## Dataset records
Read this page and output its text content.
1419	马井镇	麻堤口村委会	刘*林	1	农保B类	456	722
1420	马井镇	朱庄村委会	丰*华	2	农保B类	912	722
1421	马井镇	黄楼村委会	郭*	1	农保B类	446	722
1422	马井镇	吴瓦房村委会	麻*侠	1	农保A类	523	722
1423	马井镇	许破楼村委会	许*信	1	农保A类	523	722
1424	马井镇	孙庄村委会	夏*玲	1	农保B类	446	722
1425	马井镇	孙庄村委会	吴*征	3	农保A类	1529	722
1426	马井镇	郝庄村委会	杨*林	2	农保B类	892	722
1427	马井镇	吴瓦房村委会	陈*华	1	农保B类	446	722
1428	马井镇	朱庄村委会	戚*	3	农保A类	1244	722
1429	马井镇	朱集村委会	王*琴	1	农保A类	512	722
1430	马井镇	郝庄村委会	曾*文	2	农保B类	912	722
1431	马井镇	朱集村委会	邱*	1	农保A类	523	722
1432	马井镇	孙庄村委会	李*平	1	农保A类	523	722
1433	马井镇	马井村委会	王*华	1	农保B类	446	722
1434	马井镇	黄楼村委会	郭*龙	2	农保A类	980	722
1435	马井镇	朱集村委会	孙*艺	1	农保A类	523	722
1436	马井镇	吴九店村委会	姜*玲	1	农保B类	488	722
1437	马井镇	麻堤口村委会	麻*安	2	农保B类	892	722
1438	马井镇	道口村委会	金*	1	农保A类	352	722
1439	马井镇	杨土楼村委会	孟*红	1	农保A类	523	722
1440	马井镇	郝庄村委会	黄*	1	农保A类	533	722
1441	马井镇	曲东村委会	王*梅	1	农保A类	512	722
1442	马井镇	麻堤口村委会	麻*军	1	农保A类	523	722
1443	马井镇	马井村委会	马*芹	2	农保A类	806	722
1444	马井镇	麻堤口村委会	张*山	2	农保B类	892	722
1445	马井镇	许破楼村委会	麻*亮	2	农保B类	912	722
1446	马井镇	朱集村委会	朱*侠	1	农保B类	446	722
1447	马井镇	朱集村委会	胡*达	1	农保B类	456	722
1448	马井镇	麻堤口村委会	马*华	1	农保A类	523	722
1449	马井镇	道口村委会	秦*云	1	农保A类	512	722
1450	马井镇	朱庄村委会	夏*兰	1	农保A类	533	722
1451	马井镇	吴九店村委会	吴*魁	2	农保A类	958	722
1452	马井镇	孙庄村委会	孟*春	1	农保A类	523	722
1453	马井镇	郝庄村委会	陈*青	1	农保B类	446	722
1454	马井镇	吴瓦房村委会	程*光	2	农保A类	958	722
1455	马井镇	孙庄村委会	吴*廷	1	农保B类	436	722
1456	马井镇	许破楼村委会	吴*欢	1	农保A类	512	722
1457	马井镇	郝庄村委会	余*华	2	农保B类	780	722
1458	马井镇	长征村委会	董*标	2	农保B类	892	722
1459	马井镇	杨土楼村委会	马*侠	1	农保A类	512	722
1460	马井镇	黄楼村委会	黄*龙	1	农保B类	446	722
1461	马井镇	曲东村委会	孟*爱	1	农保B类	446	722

## Work instructions
Write out every record, exactly as written.

## Expected output
Read this page and output its text content.
1419	马井镇	麻堤口村委会	刘*林	1	农保B类	456	722
1420	马井镇	朱庄村委会	丰*华	2	农保B类	912	722
1421	马井镇	黄楼村委会	郭*	1	农保B类	446	722
1422	马井镇	吴瓦房村委会	麻*侠	1	农保A类	523	722
1423	马井镇	许破楼村委会	许*信	1	农保A类	523	722
1424	马井镇	孙庄村委会	夏*玲	1	农保B类	446	722
1425	马井镇	孙庄村委会	吴*征	3	农保A类	1529	722
1426	马井镇	郝庄村委会	杨*林	2	农保B类	892	722
1427	马井镇	吴瓦房村委会	陈*华	1	农保B类	446	722
1428	马井镇	朱庄村委会	戚*	3	农保A类	1244	722
1429	马井镇	朱集村委会	王*琴	1	农保A类	512	722
1430	马井镇	郝庄村委会	曾*文	2	农保B类	912	722
1431	马井镇	朱集村委会	邱*	1	农保A类	523	722
1432	马井镇	孙庄村委会	李*平	1	农保A类	523	722
1433	马井镇	马井村委会	王*华	1	农保B类	446	722
1434	马井镇	黄楼村委会	郭*龙	2	农保A类	980	722
1435	马井镇	朱集村委会	孙*艺	1	农保A类	523	722
1436	马井镇	吴九店村委会	姜*玲	1	农保B类	488	722
1437	马井镇	麻堤口村委会	麻*安	2	农保B类	892	722
1438	马井镇	道口村委会	金*	1	农保A类	352	722
1439	马井镇	杨土楼村委会	孟*红	1	农保A类	523	722
1440	马井镇	郝庄村委会	黄*	1	农保A类	533	722
1441	马井镇	曲东村委会	王*梅	1	农保A类	512	722
1442	马井镇	麻堤口村委会	麻*军	1	农保A类	523	722
1443	马井镇	马井村委会	马*芹	2	农保A类	806	722
1444	马井镇	麻堤口村委会	张*山	2	农保B类	892	722
1445	马井镇	许破楼村委会	麻*亮	2	农保B类	912	722
1446	马井镇	朱集村委会	朱*侠	1	农保B类	446	722
1447	马井镇	朱集村委会	胡*达	1	农保B类	456	722
1448	马井镇	麻堤口村委会	马*华	1	农保A类	523	722
1449	马井镇	道口村委会	秦*云	1	农保A类	512	722
1450	马井镇	朱庄村委会	夏*兰	1	农保A类	533	722
1451	马井镇	吴九店村委会	吴*魁	2	农保A类	958	722
1452	马井镇	孙庄村委会	孟*春	1	农保A类	523	722
1453	马井镇	郝庄村委会	陈*青	1	农保B类	446	722
1454	马井镇	吴瓦房村委会	程*光	2	农保A类	958	722
1455	马井镇	孙庄村委会	吴*廷	1	农保B类	436	722
1456	马井镇	许破楼村委会	吴*欢	1	农保A类	512	722
1457	马井镇	郝庄村委会	余*华	2	农保B类	780	722
1458	马井镇	长征村委会	董*标	2	农保B类	892	722
1459	马井镇	杨土楼村委会	马*侠	1	农保A类	512	722
1460	马井镇	黄楼村委会	黄*龙	1	农保B类	446	722
1461	马井镇	曲东村委会	孟*爱	1	农保B类	446	722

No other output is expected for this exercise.